Exercise objective:
Copy each line that contains the string "address".

[start of Input records]

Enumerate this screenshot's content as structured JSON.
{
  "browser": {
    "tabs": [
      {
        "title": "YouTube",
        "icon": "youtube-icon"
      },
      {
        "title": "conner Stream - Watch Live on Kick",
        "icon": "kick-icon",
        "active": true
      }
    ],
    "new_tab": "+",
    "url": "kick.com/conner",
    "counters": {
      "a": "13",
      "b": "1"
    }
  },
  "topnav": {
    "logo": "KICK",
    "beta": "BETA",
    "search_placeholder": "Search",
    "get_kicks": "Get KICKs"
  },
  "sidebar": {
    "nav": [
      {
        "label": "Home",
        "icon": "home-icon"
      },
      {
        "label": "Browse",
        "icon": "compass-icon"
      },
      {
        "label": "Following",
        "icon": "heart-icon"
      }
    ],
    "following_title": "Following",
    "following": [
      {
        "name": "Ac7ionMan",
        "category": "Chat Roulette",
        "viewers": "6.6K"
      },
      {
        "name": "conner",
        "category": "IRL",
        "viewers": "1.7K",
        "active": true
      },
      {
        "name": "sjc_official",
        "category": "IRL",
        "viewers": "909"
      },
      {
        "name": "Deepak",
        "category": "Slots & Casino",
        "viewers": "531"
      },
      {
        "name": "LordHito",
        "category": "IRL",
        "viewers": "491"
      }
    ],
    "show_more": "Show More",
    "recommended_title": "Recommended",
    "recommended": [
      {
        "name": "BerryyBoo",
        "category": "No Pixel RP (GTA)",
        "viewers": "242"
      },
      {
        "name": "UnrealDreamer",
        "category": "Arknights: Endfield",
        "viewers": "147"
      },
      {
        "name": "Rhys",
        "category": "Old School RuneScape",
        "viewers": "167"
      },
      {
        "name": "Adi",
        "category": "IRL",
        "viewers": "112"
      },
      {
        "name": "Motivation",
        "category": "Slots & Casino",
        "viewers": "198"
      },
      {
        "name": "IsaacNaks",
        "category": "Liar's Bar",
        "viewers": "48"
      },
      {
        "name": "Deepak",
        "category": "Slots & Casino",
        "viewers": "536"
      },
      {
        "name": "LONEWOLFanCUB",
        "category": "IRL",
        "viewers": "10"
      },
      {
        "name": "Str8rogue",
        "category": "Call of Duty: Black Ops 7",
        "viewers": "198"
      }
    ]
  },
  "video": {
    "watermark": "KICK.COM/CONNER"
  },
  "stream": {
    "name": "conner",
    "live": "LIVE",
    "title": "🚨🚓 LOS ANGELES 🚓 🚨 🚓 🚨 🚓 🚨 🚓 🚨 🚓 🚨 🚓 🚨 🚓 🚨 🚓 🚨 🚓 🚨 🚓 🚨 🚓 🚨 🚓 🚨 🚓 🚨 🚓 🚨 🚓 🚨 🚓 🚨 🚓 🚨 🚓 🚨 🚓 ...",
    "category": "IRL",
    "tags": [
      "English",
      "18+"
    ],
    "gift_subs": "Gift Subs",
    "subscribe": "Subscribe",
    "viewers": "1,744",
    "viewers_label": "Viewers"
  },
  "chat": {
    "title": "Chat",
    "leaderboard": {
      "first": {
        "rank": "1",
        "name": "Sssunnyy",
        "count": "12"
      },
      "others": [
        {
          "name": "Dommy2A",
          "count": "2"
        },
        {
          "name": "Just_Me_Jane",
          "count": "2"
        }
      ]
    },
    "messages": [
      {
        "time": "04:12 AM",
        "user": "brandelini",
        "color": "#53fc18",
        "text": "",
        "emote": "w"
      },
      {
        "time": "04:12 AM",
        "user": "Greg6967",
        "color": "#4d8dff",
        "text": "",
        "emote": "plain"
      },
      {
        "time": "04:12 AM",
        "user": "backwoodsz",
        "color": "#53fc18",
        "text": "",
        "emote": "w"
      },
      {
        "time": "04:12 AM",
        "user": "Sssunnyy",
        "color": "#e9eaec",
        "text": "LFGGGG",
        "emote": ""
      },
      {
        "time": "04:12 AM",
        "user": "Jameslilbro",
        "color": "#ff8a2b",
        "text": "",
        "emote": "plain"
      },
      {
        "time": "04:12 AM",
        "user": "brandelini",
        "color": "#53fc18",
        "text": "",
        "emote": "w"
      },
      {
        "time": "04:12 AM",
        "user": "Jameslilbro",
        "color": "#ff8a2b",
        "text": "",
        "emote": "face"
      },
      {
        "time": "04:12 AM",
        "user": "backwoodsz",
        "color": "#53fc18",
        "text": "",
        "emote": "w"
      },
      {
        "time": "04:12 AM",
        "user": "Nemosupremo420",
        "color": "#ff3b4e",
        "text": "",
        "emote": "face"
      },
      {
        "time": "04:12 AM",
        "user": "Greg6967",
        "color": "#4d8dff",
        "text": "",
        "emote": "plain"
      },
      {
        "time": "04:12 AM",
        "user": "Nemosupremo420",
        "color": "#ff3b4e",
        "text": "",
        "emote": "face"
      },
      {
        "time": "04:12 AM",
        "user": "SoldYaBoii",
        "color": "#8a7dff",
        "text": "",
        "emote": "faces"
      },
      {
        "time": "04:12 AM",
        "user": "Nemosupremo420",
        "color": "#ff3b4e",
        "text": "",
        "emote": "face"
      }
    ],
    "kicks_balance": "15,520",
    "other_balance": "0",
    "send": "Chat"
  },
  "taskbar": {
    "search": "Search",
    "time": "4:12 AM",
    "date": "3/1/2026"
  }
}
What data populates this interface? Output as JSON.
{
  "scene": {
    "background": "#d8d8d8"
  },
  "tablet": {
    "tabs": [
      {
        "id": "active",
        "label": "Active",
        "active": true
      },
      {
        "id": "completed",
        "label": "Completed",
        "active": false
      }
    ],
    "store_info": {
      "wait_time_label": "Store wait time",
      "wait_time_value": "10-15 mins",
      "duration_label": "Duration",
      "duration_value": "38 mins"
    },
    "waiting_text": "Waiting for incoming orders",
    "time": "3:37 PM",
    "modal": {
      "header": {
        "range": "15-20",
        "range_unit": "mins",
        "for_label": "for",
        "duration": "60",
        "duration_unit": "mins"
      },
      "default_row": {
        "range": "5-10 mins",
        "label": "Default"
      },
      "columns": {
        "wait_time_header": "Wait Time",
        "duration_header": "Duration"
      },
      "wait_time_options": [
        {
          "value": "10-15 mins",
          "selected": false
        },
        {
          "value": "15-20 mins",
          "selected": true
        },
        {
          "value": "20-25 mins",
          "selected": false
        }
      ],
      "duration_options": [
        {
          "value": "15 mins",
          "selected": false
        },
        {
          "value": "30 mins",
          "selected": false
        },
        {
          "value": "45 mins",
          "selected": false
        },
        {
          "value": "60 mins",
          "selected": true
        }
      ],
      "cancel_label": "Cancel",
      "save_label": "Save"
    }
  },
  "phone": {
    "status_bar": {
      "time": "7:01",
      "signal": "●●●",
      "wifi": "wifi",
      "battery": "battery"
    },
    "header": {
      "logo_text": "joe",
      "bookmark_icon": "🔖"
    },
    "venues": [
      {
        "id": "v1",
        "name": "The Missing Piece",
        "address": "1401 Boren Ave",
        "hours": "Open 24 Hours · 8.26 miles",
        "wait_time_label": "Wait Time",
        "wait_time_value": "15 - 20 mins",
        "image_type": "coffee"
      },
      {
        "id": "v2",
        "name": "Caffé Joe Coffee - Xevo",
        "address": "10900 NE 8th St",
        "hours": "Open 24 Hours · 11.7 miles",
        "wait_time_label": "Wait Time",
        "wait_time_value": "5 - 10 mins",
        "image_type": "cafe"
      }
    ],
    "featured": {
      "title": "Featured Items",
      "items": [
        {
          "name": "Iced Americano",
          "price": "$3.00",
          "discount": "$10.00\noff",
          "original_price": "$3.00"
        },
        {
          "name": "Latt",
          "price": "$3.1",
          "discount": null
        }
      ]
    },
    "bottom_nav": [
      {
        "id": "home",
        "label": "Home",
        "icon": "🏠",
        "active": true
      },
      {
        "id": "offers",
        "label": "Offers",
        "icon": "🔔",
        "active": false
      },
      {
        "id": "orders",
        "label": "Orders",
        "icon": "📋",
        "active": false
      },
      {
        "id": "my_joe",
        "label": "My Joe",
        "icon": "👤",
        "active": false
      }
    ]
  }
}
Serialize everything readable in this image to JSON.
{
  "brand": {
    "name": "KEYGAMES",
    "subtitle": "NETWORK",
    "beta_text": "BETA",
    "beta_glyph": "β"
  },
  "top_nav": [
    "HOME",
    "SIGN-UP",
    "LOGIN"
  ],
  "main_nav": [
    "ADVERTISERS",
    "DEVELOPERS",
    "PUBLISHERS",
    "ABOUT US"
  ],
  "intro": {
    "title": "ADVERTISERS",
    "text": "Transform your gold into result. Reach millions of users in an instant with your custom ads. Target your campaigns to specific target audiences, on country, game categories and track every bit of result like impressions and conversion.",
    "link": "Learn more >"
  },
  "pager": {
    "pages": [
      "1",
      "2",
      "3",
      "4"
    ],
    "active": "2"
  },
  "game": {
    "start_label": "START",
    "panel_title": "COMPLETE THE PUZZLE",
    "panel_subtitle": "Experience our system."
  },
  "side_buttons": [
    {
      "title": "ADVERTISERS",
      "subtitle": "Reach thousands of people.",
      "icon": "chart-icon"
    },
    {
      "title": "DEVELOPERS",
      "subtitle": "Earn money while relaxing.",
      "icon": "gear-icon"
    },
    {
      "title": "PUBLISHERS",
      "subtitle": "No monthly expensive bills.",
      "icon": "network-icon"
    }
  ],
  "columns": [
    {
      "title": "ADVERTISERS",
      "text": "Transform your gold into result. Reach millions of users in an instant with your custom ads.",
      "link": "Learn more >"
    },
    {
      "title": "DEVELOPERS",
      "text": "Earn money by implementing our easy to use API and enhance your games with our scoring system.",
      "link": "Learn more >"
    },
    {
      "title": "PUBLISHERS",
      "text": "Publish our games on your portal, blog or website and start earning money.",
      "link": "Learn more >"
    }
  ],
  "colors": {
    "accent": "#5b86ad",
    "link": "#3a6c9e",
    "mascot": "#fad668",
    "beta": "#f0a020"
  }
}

[end of Input records]

Exercise solution:
        "address": "1401 Boren Ave",
        "address": "10900 NE 8th St",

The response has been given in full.